■ Available data:

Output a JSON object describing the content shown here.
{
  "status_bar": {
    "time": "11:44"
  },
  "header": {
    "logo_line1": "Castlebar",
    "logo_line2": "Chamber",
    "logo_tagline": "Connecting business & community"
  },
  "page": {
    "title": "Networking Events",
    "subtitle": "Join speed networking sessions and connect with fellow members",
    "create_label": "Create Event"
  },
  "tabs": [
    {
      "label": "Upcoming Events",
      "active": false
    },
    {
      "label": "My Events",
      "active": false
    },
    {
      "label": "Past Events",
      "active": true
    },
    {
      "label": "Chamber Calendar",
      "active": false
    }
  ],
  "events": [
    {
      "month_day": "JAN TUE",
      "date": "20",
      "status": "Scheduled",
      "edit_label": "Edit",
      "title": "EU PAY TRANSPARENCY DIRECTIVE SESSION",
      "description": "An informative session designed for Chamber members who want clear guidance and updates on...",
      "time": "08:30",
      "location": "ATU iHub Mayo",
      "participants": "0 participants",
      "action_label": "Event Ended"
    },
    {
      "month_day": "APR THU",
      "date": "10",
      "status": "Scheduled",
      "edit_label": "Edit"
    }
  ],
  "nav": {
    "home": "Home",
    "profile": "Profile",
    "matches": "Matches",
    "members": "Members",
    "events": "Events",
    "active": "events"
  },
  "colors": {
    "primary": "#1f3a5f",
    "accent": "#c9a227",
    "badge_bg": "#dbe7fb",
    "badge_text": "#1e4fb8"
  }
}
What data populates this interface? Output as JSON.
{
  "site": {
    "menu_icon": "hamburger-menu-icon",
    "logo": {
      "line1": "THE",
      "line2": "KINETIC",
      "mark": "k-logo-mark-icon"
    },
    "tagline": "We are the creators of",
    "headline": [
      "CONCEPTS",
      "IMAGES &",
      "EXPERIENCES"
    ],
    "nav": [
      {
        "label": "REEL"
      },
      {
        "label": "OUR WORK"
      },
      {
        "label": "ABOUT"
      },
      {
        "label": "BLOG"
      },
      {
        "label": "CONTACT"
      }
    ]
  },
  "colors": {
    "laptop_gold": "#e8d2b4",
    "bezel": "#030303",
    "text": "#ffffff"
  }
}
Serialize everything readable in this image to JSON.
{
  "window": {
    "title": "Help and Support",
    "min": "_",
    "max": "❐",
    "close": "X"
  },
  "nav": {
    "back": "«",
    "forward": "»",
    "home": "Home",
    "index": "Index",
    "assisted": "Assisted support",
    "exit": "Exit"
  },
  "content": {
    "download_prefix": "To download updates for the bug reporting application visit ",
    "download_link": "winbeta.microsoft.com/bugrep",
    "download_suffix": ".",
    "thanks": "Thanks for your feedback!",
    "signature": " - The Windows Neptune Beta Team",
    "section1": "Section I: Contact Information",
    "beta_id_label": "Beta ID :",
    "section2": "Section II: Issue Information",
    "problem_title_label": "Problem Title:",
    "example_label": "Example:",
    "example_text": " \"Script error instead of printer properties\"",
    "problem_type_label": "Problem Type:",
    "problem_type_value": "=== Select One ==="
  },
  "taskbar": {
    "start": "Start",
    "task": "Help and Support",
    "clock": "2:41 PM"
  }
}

■ Problem details: Write out every line of the data that holds the word "updates".

■ The completed task:
      "description": "An informative session designed for Chamber members who want clear guidance and updates on...",
    "download_prefix": "To download updates for the bug reporting application visit ",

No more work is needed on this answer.